What you need to do - Copy every line from the records below that holds the word "color".

Figure collection entries

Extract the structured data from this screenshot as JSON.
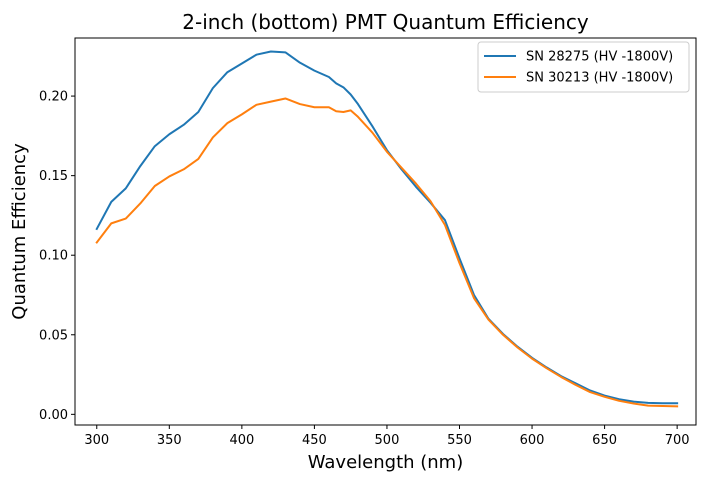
{
  "chart_data": {
    "type": "line",
    "title": "2-inch (bottom) PMT Quantum Efficiency",
    "xlabel": "Wavelength (nm)",
    "ylabel": "Quantum Efficiency",
    "xlim": [
      285,
      713
    ],
    "ylim": [
      -0.0067,
      0.2365
    ],
    "xticks": [
      300,
      350,
      400,
      450,
      500,
      550,
      600,
      650,
      700
    ],
    "xtick_labels": [
      "300",
      "350",
      "400",
      "450",
      "500",
      "550",
      "600",
      "650",
      "700"
    ],
    "yticks": [
      0.0,
      0.05,
      0.1,
      0.15,
      0.2
    ],
    "ytick_labels": [
      "0.00",
      "0.05",
      "0.10",
      "0.15",
      "0.20"
    ],
    "grid": false,
    "legend_position": "top-right",
    "series": [
      {
        "name": "SN 28275 (HV -1800V)",
        "color": "#1f77b4",
        "x": [
          300,
          310,
          320,
          330,
          340,
          350,
          360,
          370,
          380,
          390,
          400,
          410,
          420,
          430,
          440,
          450,
          460,
          465,
          470,
          475,
          480,
          490,
          500,
          510,
          520,
          530,
          540,
          550,
          560,
          570,
          580,
          590,
          600,
          610,
          620,
          630,
          640,
          650,
          660,
          670,
          680,
          690,
          700
        ],
        "y": [
          0.1165,
          0.1335,
          0.142,
          0.156,
          0.1685,
          0.176,
          0.182,
          0.19,
          0.205,
          0.215,
          0.2205,
          0.226,
          0.228,
          0.2275,
          0.221,
          0.216,
          0.212,
          0.208,
          0.2055,
          0.201,
          0.195,
          0.181,
          0.166,
          0.154,
          0.143,
          0.133,
          0.122,
          0.098,
          0.075,
          0.06,
          0.0505,
          0.0425,
          0.0355,
          0.0295,
          0.024,
          0.0195,
          0.015,
          0.0118,
          0.0095,
          0.008,
          0.0072,
          0.007,
          0.007
        ]
      },
      {
        "name": "SN 30213 (HV -1800V)",
        "color": "#ff7f0e",
        "x": [
          300,
          310,
          320,
          330,
          340,
          350,
          360,
          370,
          380,
          390,
          400,
          410,
          420,
          430,
          440,
          450,
          460,
          465,
          470,
          475,
          480,
          490,
          500,
          510,
          520,
          530,
          540,
          550,
          560,
          570,
          580,
          590,
          600,
          610,
          620,
          630,
          640,
          650,
          660,
          670,
          680,
          690,
          700
        ],
        "y": [
          0.108,
          0.12,
          0.123,
          0.1325,
          0.1435,
          0.1495,
          0.154,
          0.1605,
          0.174,
          0.183,
          0.1885,
          0.1945,
          0.1965,
          0.1985,
          0.195,
          0.193,
          0.193,
          0.1905,
          0.19,
          0.191,
          0.187,
          0.177,
          0.165,
          0.155,
          0.145,
          0.134,
          0.119,
          0.095,
          0.073,
          0.0595,
          0.05,
          0.042,
          0.035,
          0.029,
          0.0235,
          0.0185,
          0.014,
          0.011,
          0.0085,
          0.0068,
          0.0055,
          0.0052,
          0.005
        ]
      }
    ]
  }
}
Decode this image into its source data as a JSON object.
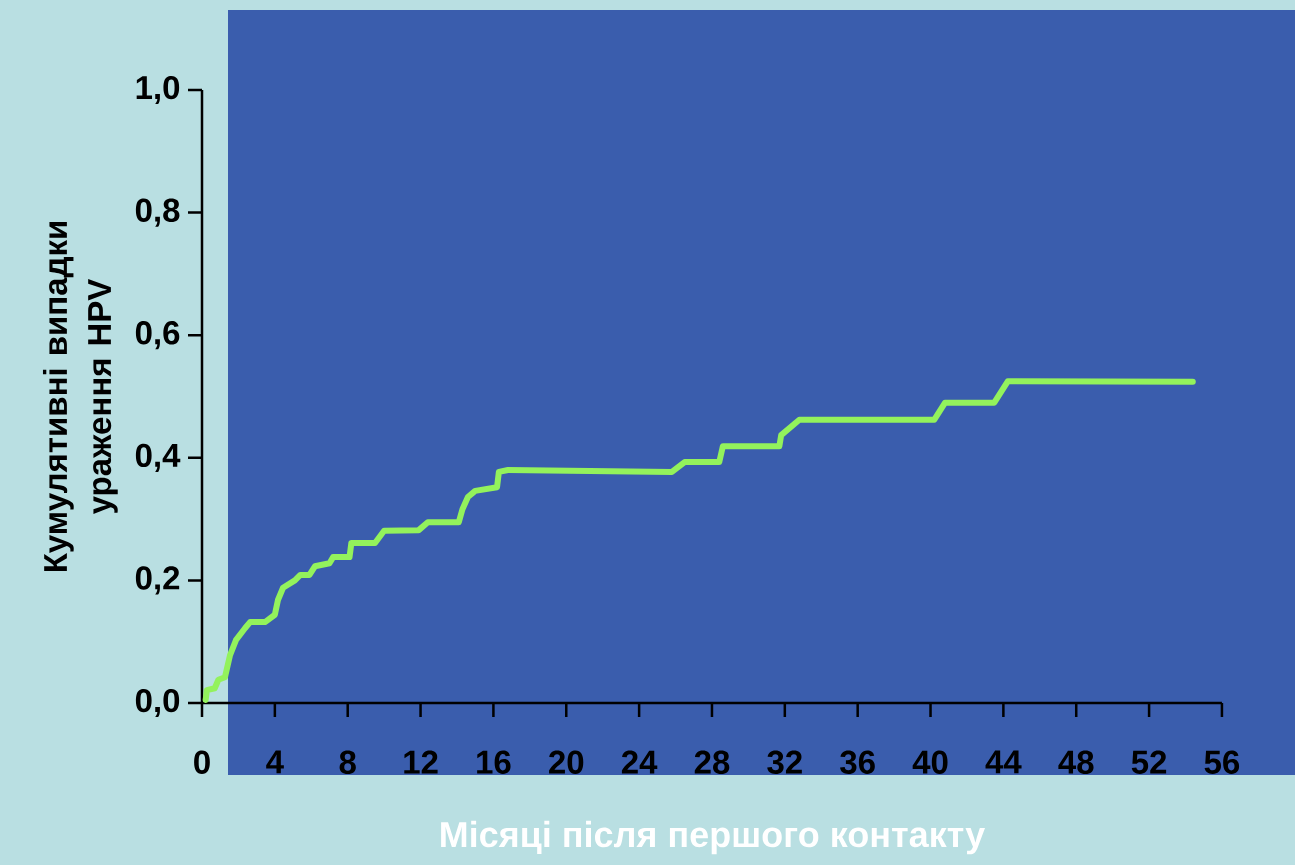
{
  "chart_data": {
    "type": "line",
    "xlabel": "Місяці після першого контакту",
    "ylabel": "Кумулятивні випадки ураження HPV",
    "x": [
      0.2,
      0.27,
      0.7,
      0.9,
      1.26,
      1.54,
      1.87,
      2.36,
      2.64,
      3.46,
      4.0,
      4.17,
      4.45,
      5.1,
      5.4,
      5.9,
      6.2,
      7.0,
      7.2,
      8.1,
      8.2,
      9.5,
      10.0,
      11.9,
      12.4,
      14.1,
      14.3,
      14.6,
      15.0,
      16.2,
      16.3,
      16.8,
      25.8,
      26.5,
      28.4,
      28.6,
      31.7,
      31.8,
      32.8,
      40.2,
      40.8,
      43.5,
      44.25,
      54.4
    ],
    "series": [
      {
        "color": "#93f25c",
        "values": [
          0.005,
          0.021,
          0.024,
          0.038,
          0.042,
          0.078,
          0.103,
          0.122,
          0.132,
          0.132,
          0.144,
          0.168,
          0.188,
          0.2,
          0.209,
          0.209,
          0.223,
          0.228,
          0.238,
          0.238,
          0.261,
          0.261,
          0.281,
          0.282,
          0.295,
          0.295,
          0.316,
          0.336,
          0.346,
          0.352,
          0.377,
          0.38,
          0.377,
          0.393,
          0.393,
          0.419,
          0.419,
          0.437,
          0.462,
          0.462,
          0.49,
          0.49,
          0.525,
          0.524
        ]
      }
    ],
    "xlim": [
      0,
      56
    ],
    "ylim": [
      0,
      1.0
    ],
    "xticks": [
      0,
      4,
      8,
      12,
      16,
      20,
      24,
      28,
      32,
      36,
      40,
      44,
      48,
      52,
      56
    ],
    "yticks": [
      {
        "value": 0,
        "label": "0,0"
      },
      {
        "value": 0.2,
        "label": "0,2"
      },
      {
        "value": 0.4,
        "label": "0,4"
      },
      {
        "value": 0.6,
        "label": "0,6"
      },
      {
        "value": 0.8,
        "label": "0,8"
      },
      {
        "value": 1.0,
        "label": "1,0"
      }
    ]
  }
}
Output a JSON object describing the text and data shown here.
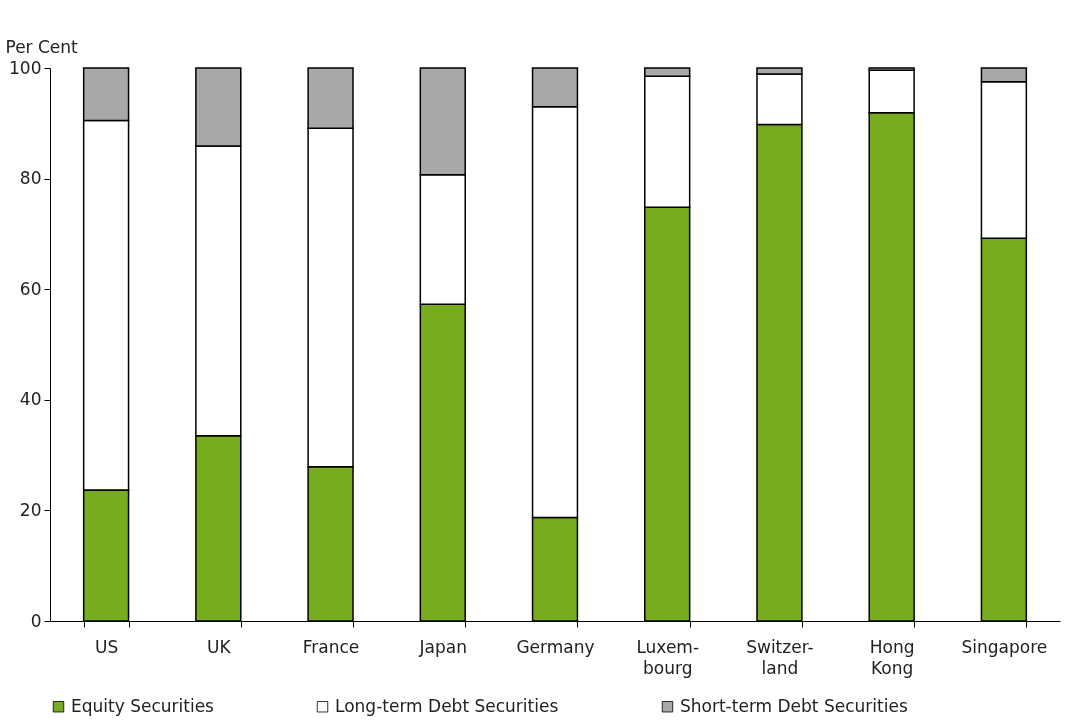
{
  "chart_data": {
    "type": "bar",
    "stacked": true,
    "ylabel": "Per Cent",
    "categories": [
      "US",
      "UK",
      "France",
      "Japan",
      "Germany",
      "Luxem-bourg",
      "Switzer-land",
      "Hong Kong",
      "Singapore"
    ],
    "series": [
      {
        "name": "Equity Securities",
        "color": "#77ac1e",
        "values": [
          23.7,
          33.5,
          27.9,
          57.3,
          18.7,
          74.8,
          89.8,
          91.9,
          69.2
        ]
      },
      {
        "name": "Long-term Debt Securities",
        "color": "#ffffff",
        "values": [
          66.8,
          52.4,
          61.2,
          23.4,
          74.3,
          23.7,
          9.1,
          7.7,
          28.3
        ]
      },
      {
        "name": "Short-term Debt Securities",
        "color": "#a8a8a8",
        "values": [
          9.5,
          14.1,
          10.9,
          19.3,
          7.0,
          1.5,
          1.1,
          0.4,
          2.5
        ]
      }
    ],
    "ylim": [
      0,
      100
    ],
    "yticks": [
      0,
      20,
      40,
      60,
      80,
      100
    ],
    "grid": false,
    "legend": "bottom"
  }
}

Result of the exercise -
        "color": "#1f77b4",
        "color": "#ff7f0e",
        "color": "#93f25c",
        "color": "#77ac1e",
        "color": "#ffffff",
        "color": "#a8a8a8",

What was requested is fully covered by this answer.